* Exercise directions
Look through the data below. Collect every line where the word "finances" occurs.

-- start of Provided data --

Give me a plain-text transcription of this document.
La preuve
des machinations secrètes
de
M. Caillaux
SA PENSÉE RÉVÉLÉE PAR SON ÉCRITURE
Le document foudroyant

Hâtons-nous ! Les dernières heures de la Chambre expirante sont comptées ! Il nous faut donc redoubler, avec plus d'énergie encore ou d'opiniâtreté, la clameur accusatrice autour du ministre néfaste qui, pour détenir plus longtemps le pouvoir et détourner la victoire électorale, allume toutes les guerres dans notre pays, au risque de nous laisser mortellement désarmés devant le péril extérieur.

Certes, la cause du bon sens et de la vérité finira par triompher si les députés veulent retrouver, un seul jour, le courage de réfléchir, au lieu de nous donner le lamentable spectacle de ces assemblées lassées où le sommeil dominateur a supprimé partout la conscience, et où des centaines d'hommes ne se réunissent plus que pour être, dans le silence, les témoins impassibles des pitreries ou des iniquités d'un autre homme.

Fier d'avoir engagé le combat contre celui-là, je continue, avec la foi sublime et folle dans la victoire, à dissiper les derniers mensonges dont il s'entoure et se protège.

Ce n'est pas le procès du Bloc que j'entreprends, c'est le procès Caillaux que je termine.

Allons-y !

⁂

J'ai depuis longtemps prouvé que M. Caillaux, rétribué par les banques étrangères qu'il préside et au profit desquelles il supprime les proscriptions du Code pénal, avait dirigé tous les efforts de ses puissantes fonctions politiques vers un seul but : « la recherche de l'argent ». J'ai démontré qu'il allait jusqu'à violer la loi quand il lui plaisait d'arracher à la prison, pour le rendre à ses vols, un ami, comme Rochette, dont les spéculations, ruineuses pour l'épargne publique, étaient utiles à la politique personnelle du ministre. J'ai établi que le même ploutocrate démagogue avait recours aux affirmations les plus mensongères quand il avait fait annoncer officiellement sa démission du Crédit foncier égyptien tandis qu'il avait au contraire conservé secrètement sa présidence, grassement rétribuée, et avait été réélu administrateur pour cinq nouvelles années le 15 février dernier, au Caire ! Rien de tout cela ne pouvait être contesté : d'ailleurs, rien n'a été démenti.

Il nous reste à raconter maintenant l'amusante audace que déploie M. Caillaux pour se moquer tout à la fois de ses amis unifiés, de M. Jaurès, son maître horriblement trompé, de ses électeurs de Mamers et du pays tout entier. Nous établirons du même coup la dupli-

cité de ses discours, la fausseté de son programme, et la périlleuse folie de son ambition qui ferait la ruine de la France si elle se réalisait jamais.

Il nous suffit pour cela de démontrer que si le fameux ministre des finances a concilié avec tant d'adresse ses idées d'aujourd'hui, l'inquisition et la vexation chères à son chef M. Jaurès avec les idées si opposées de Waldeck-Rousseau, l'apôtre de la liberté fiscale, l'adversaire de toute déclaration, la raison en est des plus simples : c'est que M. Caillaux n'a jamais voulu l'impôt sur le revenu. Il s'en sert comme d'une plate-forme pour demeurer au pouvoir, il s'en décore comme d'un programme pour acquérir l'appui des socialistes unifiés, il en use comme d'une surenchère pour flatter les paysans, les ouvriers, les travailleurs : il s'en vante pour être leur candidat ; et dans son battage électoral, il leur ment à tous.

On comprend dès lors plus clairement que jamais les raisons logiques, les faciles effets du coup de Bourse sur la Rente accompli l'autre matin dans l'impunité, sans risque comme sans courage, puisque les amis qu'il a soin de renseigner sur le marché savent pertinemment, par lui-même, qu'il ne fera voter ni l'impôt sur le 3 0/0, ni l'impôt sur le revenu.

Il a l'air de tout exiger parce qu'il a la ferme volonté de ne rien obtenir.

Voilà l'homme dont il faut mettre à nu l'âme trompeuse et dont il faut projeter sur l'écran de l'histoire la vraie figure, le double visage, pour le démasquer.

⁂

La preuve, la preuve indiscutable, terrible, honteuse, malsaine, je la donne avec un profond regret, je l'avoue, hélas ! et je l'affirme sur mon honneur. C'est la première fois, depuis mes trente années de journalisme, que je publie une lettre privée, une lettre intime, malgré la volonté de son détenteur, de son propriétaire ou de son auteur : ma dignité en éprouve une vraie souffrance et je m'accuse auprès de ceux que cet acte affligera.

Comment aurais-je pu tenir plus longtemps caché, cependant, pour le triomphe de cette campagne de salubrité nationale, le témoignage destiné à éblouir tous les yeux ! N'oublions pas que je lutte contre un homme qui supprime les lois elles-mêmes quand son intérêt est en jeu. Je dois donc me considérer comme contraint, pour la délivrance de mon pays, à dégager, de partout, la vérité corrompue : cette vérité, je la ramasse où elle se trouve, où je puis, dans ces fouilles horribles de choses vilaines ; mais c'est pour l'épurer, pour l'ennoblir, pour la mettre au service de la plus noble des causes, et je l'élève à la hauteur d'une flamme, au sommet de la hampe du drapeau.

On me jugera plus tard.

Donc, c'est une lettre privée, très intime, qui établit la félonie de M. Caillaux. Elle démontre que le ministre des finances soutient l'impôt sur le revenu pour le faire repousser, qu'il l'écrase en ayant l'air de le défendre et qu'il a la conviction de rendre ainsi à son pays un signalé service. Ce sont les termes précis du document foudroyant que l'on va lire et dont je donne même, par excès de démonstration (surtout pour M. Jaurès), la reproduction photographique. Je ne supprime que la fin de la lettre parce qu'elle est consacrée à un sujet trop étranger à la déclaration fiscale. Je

-- end of Provided data --

* Solution to the exercise
Il nous suffit pour cela de démontrer que si le fameux ministre des finances a concilié avec tant d'adresse ses idées d'aujourd'hui, l'inquisition et la vexation chères à son chef M. Jaurès avec les idées si opposées de Waldeck-Rousseau, l'apôtre de la liberté fiscale, l'adversaire de toute déclaration, la raison en est des plus simples : c'est que M. Caillaux n'a jamais voulu l'impôt sur le revenu. Il s'en sert comme d'une plate-forme pour demeurer au pouvoir, il s'en décore comme d'un programme pour acquérir l'appui des socialistes unifiés, il en use comme d'une surenchère pour flatter les paysans, les ouvriers, les travailleurs : il s'en vante pour être leur candidat ; et dans son battage électoral, il leur ment à tous.
Donc, c'est une lettre privée, très intime, qui établit la félonie de M. Caillaux. Elle démontre que le ministre des finances soutient l'impôt sur le revenu pour le faire repousser, qu'il l'écrase en ayant l'air de le défendre et qu'il a la conviction de rendre ainsi à son pays un signalé service. Ce sont les termes précis du document foudroyant que l'on va lire et dont je donne même, par excès de démonstration (surtout pour M. Jaurès), la reproduction photographique. Je ne supprime que la fin de la lettre parce qu'elle est consacrée à un sujet trop étranger à la déclaration fiscale. Je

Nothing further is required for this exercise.